◆ **WORK TO BE COMPLETED**
Identify each line containing the word "many" and copy it.

◆ **RECORDS FOR THE EXERCISE**
════════════════════

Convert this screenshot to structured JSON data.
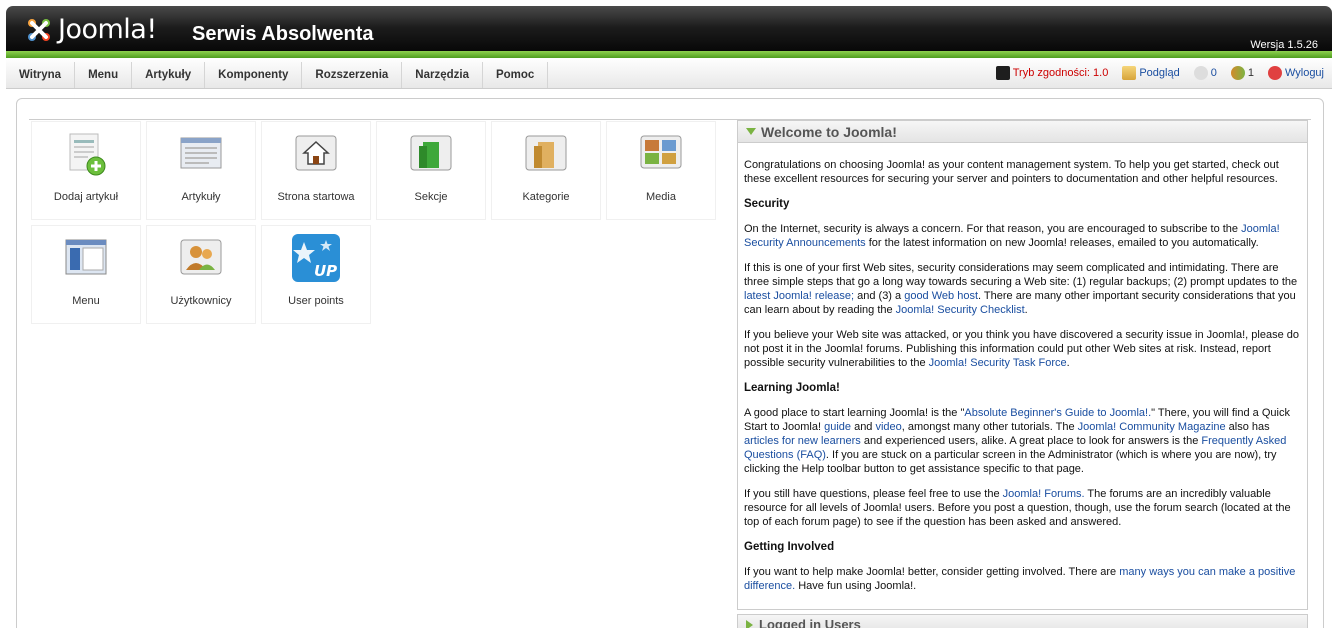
{
  "header": {
    "logo_text": "Joomla!",
    "site_title": "Serwis Absolwenta",
    "version": "Wersja 1.5.26"
  },
  "menu": [
    {
      "label": "Witryna"
    },
    {
      "label": "Menu"
    },
    {
      "label": "Artykuły"
    },
    {
      "label": "Komponenty"
    },
    {
      "label": "Rozszerzenia"
    },
    {
      "label": "Narzędzia"
    },
    {
      "label": "Pomoc"
    }
  ],
  "status": {
    "compat": "Tryb zgodności: 1.0",
    "preview": "Podgląd",
    "messages": "0",
    "users": "1",
    "logout": "Wyloguj"
  },
  "quickicons": [
    {
      "label": "Dodaj artykuł",
      "icon": "add-article-icon"
    },
    {
      "label": "Artykuły",
      "icon": "articles-icon"
    },
    {
      "label": "Strona startowa",
      "icon": "home-icon"
    },
    {
      "label": "Sekcje",
      "icon": "sections-icon"
    },
    {
      "label": "Kategorie",
      "icon": "categories-icon"
    },
    {
      "label": "Media",
      "icon": "media-icon"
    },
    {
      "label": "Menu",
      "icon": "menu-icon"
    },
    {
      "label": "Użytkownicy",
      "icon": "users-icon"
    },
    {
      "label": "User points",
      "icon": "user-points-icon"
    }
  ],
  "welcome": {
    "title": "Welcome to Joomla!",
    "intro": "Congratulations on choosing Joomla! as your content management system. To help you get started, check out these excellent resources for securing your server and pointers to documentation and other helpful resources.",
    "h_security": "Security",
    "sec1_a": "On the Internet, security is always a concern. For that reason, you are encouraged to subscribe to the ",
    "sec1_link": "Joomla! Security Announcements",
    "sec1_b": " for the latest information on new Joomla! releases, emailed to you automatically.",
    "sec2_a": "If this is one of your first Web sites, security considerations may seem complicated and intimidating. There are three simple steps that go a long way towards securing a Web site: (1) regular backups; (2) prompt updates to the ",
    "sec2_link1": "latest Joomla! release;",
    "sec2_b": " and (3) a ",
    "sec2_link2": "good Web host",
    "sec2_c": ". There are many other important security considerations that you can learn about by reading the ",
    "sec2_link3": "Joomla! Security Checklist",
    "sec2_d": ".",
    "sec3_a": "If you believe your Web site was attacked, or you think you have discovered a security issue in Joomla!, please do not post it in the Joomla! forums. Publishing this information could put other Web sites at risk. Instead, report possible security vulnerabilities to the ",
    "sec3_link": "Joomla! Security Task Force",
    "sec3_b": ".",
    "h_learning": "Learning Joomla!",
    "learn_a": "A good place to start learning Joomla! is the \"",
    "learn_link1": "Absolute Beginner's Guide to Joomla!.",
    "learn_b": "\" There, you will find a Quick Start to Joomla! ",
    "learn_link2": "guide",
    "learn_c": " and ",
    "learn_link3": "video",
    "learn_d": ", amongst many other tutorials. The ",
    "learn_link4": "Joomla! Community Magazine",
    "learn_e": " also has ",
    "learn_link5": "articles for new learners",
    "learn_f": " and experienced users, alike. A great place to look for answers is the ",
    "learn_link6": "Frequently Asked Questions (FAQ)",
    "learn_g": ". If you are stuck on a particular screen in the Administrator (which is where you are now), try clicking the Help toolbar button to get assistance specific to that page.",
    "q_a": "If you still have questions, please feel free to use the ",
    "q_link": "Joomla! Forums.",
    "q_b": " The forums are an incredibly valuable resource for all levels of Joomla! users. Before you post a question, though, use the forum search (located at the top of each forum page) to see if the question has been asked and answered.",
    "h_involved": "Getting Involved",
    "inv_a": "If you want to help make Joomla! better, consider getting involved. There are ",
    "inv_link": "many ways you can make a positive difference.",
    "inv_b": " Have fun using Joomla!."
  },
  "logged_in": {
    "title": "Logged in Users"
  }
}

════════════════════

◆ **FULL ANSWER**
    "sec2_c": ". There are many other important security considerations that you can learn about by reading the ",
    "learn_d": ", amongst many other tutorials. The ",
    "inv_link": "many ways you can make a positive difference.",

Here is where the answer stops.